*待析文本*:
本研究通过3D打印模板改进CT引导经皮穿刺将活性VX2肿瘤组织碎片植入家兔的肝脏，接种2周后行CT、MRI检测及肝组织病理检查验证模型建立情况，结果显示16只兔肝脏内均成功接种VX2肿瘤，兔成瘤位置精准，成功率100%。穿刺靶点设在左叶中部位置，并注入碘海醇0.2 mL确认针尖避开胆管和血管系统，无大血管损伤及胆瘘发生。植入肿瘤后再用纤维蛋白胶1 mL注入封堵针道，以防VX2肿瘤外溢及误入肝窦与肝内小血管中，拔出针头用明胶海绵轻轻按压穿刺处3 min，以避免异位种植发生。均该模型成功建立可以为肝癌的影像学诊断和治疗研究提供很好的平台。

兔肝癌接种模型较多，从接种途径角度可分为开腹直接接种法与影像引导经皮穿刺接种法，前者因创伤大、并发症多以及易种植转移而逐渐被后者取代[2,4]。目前影像引导主要有CT与超声两种手段[5]。本研究结果表明，CT引导下经皮穿刺将活性VX2肿瘤组织碎片植入家兔肝脏并用纤维蛋白胶注入封堵针道方法优点有：精准引导、简单易行，可减少对肝脏的伤害，缩短手术时间，降低死亡率及开腹与常规影像引导的穿刺并发症，减少腹腔种植、腹壁浸润，从而大大提高模型建立的成功率。但此操作也存在不便之处，如CT无法实施超声引导下实时监测进针路径、实时调整针尖位置功能，也无法提供彩超操作的实时动态图像，相比之下，操作更为复杂[6]。本研究所得数据结果表明该改进对更精准的构建兔VX2肝肿瘤模型有利，具有一定推广意义。如在本研究基础上与超声引导进行前瞻性对比研究，或许能进一步改良兔VX2肝肿瘤模型的建立方法，对肝细胞癌研究的意义深远。兔VX2肝癌通常在VX2肿瘤组织植入后第14天表现出最佳的肿瘤生存力，而没有明显的坏死。因此，本研究中的所有模型兔均在手术后第14天进行MRI检测，以确保肝脏中肿瘤结节的形成。

CT增强是用于检查肝占位的一种有效手段，接种后2周左右时可见边界清楚的低密度结节，增强造影可观察到动脉早期明显强化，门静脉期呈较低密度与周围肝组织分界较清楚，3周以上瘤灶大多出现明显坏死。本研究也发现所有VX2肿瘤2周左右时均表现出相同的增强模式：首先显示出肿瘤外围区域的增强，并且由于坏死而观察到弱的肿瘤内增强。尽管如此，对于小肝癌的诊断MR成像明显优于CT[7]，在进行多序列、多方位、多角度显示时，CT增强检测不如MRI增强灵敏、精准、全面。本研究结果还显示肝癌在核磁T1加权上显示低信号，T2加权稍高信号，增强后瘤灶呈边缘环状强化。

*已知信息*:
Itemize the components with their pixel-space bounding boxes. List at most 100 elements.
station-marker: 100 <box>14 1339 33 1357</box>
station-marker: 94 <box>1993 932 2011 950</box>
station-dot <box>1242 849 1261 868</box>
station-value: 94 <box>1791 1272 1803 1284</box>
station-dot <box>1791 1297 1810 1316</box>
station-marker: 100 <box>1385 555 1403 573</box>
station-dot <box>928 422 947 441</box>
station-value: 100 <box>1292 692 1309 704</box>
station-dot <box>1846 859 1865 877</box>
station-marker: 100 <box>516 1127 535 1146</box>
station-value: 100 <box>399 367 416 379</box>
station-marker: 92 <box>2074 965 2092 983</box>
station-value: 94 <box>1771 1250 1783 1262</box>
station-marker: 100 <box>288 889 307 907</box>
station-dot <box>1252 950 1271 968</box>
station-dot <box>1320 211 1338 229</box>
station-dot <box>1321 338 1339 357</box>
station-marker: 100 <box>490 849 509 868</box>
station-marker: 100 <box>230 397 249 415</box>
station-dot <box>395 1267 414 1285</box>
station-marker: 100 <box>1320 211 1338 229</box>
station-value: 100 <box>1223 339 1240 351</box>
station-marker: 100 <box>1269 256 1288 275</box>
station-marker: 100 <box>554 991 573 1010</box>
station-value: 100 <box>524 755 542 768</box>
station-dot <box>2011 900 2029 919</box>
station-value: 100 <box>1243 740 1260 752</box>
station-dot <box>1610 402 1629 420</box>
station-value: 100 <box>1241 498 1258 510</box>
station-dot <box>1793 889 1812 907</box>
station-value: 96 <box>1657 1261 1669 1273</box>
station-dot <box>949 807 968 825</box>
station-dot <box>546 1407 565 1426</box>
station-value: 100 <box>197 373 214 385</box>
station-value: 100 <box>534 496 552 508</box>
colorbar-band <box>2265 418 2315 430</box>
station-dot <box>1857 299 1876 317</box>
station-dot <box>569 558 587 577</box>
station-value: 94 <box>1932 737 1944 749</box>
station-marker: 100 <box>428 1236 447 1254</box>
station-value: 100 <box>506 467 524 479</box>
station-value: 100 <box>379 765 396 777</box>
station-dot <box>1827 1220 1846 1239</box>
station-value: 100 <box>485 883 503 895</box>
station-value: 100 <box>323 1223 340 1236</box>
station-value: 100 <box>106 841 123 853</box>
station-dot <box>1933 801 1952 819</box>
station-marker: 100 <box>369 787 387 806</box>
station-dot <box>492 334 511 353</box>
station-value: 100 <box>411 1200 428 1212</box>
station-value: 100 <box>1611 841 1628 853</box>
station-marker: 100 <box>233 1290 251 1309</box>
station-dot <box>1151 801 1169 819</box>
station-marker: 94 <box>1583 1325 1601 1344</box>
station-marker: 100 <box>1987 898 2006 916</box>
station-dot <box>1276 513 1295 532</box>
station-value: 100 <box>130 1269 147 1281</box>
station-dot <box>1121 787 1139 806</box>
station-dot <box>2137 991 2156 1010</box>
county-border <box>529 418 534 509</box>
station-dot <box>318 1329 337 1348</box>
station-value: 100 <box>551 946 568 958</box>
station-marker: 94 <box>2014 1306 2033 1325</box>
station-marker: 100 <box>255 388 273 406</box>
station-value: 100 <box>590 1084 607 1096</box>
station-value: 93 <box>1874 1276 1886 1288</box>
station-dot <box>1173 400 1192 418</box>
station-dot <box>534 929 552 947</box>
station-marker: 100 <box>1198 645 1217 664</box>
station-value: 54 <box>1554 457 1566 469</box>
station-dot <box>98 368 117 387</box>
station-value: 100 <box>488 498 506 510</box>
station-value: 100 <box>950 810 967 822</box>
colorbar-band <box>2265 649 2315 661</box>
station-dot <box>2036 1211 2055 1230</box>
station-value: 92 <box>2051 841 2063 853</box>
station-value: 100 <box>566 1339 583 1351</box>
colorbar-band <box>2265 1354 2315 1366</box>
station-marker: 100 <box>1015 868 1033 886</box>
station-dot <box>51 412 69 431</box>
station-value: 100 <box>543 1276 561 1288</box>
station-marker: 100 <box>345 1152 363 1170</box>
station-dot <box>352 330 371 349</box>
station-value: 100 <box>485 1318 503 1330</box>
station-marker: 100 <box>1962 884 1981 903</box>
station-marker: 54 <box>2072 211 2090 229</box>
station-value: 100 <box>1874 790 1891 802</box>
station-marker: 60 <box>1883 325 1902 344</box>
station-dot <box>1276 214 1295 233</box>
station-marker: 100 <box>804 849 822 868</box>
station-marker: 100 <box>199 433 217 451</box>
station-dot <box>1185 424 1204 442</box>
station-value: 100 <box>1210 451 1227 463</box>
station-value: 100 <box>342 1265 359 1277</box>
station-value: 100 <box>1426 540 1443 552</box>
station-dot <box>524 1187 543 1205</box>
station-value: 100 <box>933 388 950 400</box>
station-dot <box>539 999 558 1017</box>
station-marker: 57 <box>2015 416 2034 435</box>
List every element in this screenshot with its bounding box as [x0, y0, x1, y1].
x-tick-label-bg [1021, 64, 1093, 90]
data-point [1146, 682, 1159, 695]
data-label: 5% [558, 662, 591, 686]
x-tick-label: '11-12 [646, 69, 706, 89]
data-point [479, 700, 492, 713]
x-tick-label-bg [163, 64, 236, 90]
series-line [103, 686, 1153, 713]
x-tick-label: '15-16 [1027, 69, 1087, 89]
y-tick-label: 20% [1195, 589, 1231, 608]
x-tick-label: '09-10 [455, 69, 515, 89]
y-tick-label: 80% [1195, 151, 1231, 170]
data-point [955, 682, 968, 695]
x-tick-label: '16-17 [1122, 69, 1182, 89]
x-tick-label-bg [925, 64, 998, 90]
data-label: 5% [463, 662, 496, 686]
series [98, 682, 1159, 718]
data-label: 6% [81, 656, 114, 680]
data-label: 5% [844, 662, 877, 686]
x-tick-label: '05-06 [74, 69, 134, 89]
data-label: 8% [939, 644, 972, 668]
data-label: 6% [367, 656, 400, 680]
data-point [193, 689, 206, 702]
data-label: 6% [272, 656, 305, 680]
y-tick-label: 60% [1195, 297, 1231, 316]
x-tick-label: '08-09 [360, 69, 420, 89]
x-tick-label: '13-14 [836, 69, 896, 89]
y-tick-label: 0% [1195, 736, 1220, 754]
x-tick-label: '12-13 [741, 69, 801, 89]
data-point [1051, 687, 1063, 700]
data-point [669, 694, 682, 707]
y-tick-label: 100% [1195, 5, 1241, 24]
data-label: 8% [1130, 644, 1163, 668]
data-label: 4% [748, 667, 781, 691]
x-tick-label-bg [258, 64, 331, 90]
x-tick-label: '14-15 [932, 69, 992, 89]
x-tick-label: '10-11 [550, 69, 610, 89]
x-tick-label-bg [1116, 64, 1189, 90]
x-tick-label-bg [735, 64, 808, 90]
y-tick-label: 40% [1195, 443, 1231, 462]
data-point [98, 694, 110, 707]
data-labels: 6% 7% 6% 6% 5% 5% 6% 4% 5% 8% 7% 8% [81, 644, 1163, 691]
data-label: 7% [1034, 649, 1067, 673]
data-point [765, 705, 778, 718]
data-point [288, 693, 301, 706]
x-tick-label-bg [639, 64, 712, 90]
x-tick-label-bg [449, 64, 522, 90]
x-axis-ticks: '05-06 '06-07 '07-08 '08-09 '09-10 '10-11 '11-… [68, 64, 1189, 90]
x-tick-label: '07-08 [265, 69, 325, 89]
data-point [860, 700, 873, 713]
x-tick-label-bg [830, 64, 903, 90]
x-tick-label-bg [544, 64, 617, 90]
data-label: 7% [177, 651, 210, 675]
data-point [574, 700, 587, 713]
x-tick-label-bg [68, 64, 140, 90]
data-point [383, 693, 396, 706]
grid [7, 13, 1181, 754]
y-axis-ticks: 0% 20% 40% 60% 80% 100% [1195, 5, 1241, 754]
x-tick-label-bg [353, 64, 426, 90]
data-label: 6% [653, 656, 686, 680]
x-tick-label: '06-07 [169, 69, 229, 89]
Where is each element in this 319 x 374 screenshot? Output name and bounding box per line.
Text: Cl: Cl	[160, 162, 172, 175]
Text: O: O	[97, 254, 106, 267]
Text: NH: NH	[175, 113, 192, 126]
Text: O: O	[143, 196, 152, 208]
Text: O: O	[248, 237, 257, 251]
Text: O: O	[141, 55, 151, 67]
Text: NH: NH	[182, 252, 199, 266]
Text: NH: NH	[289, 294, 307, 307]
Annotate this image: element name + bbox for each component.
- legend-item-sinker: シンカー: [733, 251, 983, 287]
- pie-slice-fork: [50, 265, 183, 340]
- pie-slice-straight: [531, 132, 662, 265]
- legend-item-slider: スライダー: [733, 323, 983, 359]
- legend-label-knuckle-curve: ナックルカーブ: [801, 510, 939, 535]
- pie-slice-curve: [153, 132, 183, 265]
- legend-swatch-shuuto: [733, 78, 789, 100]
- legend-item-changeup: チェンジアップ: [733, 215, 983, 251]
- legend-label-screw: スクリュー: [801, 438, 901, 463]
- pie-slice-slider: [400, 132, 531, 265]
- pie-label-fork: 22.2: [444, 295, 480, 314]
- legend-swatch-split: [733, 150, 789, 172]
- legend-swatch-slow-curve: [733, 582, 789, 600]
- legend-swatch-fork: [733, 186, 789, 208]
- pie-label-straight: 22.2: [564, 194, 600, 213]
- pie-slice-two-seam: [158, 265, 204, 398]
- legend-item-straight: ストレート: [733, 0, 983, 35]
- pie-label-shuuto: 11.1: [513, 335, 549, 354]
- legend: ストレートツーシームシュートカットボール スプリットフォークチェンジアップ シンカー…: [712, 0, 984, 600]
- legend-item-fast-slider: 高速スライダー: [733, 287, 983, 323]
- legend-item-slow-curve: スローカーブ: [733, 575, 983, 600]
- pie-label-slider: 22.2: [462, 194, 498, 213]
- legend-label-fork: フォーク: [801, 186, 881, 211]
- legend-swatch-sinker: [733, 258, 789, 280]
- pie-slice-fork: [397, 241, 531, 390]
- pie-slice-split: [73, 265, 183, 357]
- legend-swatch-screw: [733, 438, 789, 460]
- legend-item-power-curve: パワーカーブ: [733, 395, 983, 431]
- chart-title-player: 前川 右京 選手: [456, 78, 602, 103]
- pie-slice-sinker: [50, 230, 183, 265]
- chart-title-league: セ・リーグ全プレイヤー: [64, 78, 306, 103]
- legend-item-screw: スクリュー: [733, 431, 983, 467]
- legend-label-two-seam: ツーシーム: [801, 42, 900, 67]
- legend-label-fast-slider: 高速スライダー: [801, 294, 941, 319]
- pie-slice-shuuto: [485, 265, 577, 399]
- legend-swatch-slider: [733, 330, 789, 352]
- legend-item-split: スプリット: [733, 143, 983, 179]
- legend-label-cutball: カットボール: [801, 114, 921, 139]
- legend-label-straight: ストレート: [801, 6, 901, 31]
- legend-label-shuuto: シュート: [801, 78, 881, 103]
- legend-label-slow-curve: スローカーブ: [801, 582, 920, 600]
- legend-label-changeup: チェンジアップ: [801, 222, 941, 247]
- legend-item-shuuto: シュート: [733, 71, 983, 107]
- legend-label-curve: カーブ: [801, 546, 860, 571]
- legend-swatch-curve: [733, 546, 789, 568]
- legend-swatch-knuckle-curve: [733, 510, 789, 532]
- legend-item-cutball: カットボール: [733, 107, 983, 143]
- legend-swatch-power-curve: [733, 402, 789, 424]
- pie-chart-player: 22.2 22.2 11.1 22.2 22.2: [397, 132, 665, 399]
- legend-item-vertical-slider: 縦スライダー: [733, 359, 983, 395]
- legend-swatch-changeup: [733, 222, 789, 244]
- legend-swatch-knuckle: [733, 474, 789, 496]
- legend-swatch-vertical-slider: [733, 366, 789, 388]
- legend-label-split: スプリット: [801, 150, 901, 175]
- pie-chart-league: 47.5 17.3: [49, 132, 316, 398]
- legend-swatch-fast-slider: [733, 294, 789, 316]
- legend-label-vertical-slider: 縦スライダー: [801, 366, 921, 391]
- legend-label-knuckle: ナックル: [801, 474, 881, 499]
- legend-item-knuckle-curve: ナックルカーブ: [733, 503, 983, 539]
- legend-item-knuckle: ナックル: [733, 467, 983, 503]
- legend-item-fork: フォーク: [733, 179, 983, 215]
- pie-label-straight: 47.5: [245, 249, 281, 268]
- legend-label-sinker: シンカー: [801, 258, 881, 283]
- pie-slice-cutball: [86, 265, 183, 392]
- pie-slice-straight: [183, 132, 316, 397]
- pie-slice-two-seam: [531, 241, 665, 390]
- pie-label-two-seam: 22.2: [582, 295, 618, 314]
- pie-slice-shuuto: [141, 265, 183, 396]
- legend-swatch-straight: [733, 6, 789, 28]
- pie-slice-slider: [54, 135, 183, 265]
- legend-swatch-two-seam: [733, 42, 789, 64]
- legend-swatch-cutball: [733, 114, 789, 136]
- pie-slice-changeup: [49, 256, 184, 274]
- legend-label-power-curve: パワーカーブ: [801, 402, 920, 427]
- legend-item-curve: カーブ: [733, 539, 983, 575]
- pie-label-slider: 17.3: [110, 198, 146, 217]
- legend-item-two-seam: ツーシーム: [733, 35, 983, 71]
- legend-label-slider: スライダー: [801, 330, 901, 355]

*待办任务*:
A. 请原样抄录兔肝肿瘤模型一文中的一段，从含有“兔肝癌接种模型较多，从接种途”的那几个字开始，到“加权稍高信号，增强后瘤灶呈边缘环状强化。”结束。
B. 从兔肝肿瘤模型一文的最后一句之后续写下去。
清单取自另一来源。

*参考答案*:
A.
兔肝癌接种模型较多，从接种途径角度可分为开腹直接接种法与影像引导经皮穿刺接种法，前者因创伤大、并发症多以及易种植转移而逐渐被后者取代[2,4]。目前影像引导主要有CT与超声两种手段[5]。本研究结果表明，CT引导下经皮穿刺将活性VX2肿瘤组织碎片植入家兔肝脏并用纤维蛋白胶注入封堵针道方法优点有：精准引导、简单易行，可减少对肝脏的伤害，缩短手术时间，降低死亡率及开腹与常规影像引导的穿刺并发症，减少腹腔种植、腹壁浸润，从而大大提高模型建立的成功率。但此操作也存在不便之处，如CT无法实施超声引导下实时监测进针路径、实时调整针尖位置功能，也无法提供彩超操作的实时动态图像，相比之下，操作更为复杂[6]。本研究所得数据结果表明该改进对更精准的构建兔VX2肝肿瘤模型有利，具有一定推广意义。如在本研究基础上与超声引导进行前瞻性对比研究，或许能进一步改良兔VX2肝肿瘤模型的建立方法，对肝细胞癌研究的意义深远。兔VX2肝癌通常在VX2肿瘤组织植入后第14天表现出最佳的肿瘤生存力，而没有明显的坏死。因此，本研究中的所有模型兔均在手术后第14天进行MRI检测，以确保肝脏中肿瘤结节的形成。

CT增强是用于检查肝占位的一种有效手段，接种后2周左右时可见边界清楚的低密度结节，增强造影可观察到动脉早期明显强化，门静脉期呈较低密度与周围肝组织分界较清楚，3周以上瘤灶大多出现明显坏死。本研究也发现所有VX2肿瘤2周左右时均表现出相同的增强模式：首先显示出肿瘤外围区域的增强，并且由于坏死而观察到弱的肿瘤内增强。尽管如此，对于小肝癌的诊断MR成像明显优于CT[7]，在进行多序列、多方位、多角度显示时，CT增强检测不如MRI增强灵敏、精准、全面。本研究结果还显示肝癌在核磁T1加权上显示低信号，T2加权稍高信号，增强后瘤灶呈边缘环状强化。

B.
近年来灌注成像以评估肿瘤血管生成的非侵入性和可重复性成像方法已经引起了广泛的关注，DCE-MRI作为一种灌注成像，可用于评估射频、微波、冷冻等各种局部肿瘤消融及抗血管生成药物和血管破坏疗法的疗效[8-9]，可惜的是目前有关兔VX2动物模型中对DCE-MRI参数和MVD之间关系研究报道较少。本研究结果显示采用DCE-MRI灌注成像技术可大大提高1cm左右瘤灶的检出率，DCE-MRI的参数(Ktransand iAUC60)和MVD之间的显著相关，与既往的研究结果相似[10]。DCE-MRI参数可以提供有关血管血液灌注和血管通透性的功能性信息，这些信息广泛用于评估肝肿瘤患者抗血管治疗，并作为影像学生物标志物来预测治疗效果和生存率[11-12]。众所周知，肿瘤血管生成的主要介质是血管内皮生长因子(VEGF)，VEGF和MVD表达之间呈正相关[13-14]，因此，病理学家通常使用MVD计数来说明微环境的变化，而MVD表达以CD31的表达来显示[15]。但应用病理上MVD计数方法在临床及诸多实验中无法应用，因此人们一直在寻求通过无创的成像技术检测微环境的变化。已证明MRI是一种用于获取有关肿瘤微脉管系统信息的非侵入性和非电离方法，它提供了多种获取血管信息的方法，MRI方法包括动脉自旋标记，动态磁化率对比MRI，血液氧合水平依赖性成像和DCE-MRI[16-17]，其中，DCE-MRI是一种提供血管信息的体内成像方法，已成为临床前和临床研究的重要工具[11,18]。基于CA的首过效应在T2加权DCE-MRI效果是瞬间的，因此获取的图像单一，这在肝脏研究中价值有限；相比之下，T1加权DCE-MRI通常能在更长的时间内测量组织中CA的积累，可以依时间变化采集组织上T1加权信号强度的演化曲线，因此，T1加权DCE-MRI技术更常用于肝癌研究。

Tissue-4D软件基于Toft的单输入两室药代动力学模型，该模型描述了造影剂在血浆和血管外细胞外区室之间的运输，并估计了血浆和EES之间的Ktrans，EES和血浆之间的Kep以及EES的Ve。同时计算出来自浓度-时间曲线的半定量参数iAUC60，对血管生成及微循环中血流状况进行简单而可靠的估计，并可较容易地进行比较研究[19]。本研究之所以选择该模型，是因为VX2肝肿瘤从肝动脉获得大量血液供应，并且血液分布在血浆和EES两个腔室中。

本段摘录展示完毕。